----- Working data -----

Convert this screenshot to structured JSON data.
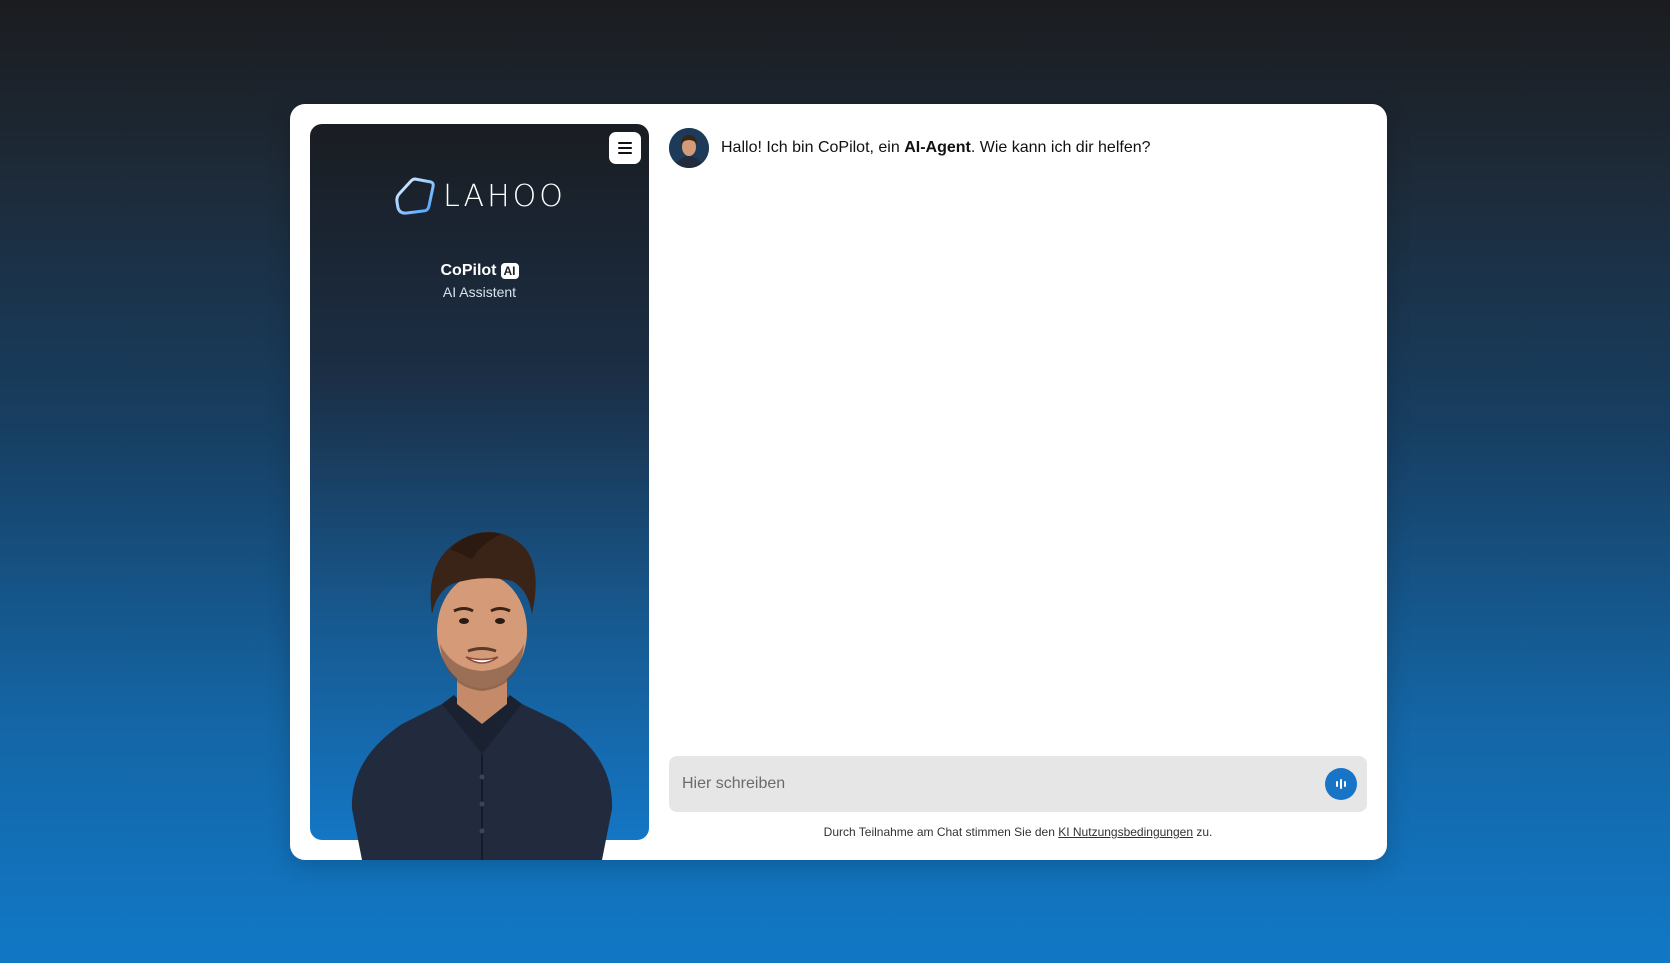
{
  "sidebar": {
    "brand": "LAHOO",
    "agent_name": "CoPilot",
    "agent_badge": "AI",
    "agent_role": "AI Assistent"
  },
  "chat": {
    "greeting_prefix": "Hallo! Ich bin CoPilot, ein ",
    "greeting_bold": "AI-Agent",
    "greeting_suffix": ". Wie kann ich dir helfen?"
  },
  "composer": {
    "placeholder": "Hier schreiben"
  },
  "terms": {
    "prefix": "Durch Teilnahme am Chat stimmen Sie den ",
    "link": "KI Nutzungsbedingungen",
    "suffix": " zu."
  },
  "colors": {
    "accent": "#1774c7",
    "sidebar_top": "#1a1d22",
    "sidebar_bottom": "#1476c4"
  },
  "icons": {
    "menu": "hamburger-menu-icon",
    "voice": "audio-wave-icon"
  }
}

-----

- [Exercise aim]: Count the lines of these entries that hold the string "CoPilot", and give only that number.

- [Solution to the exercise]: 2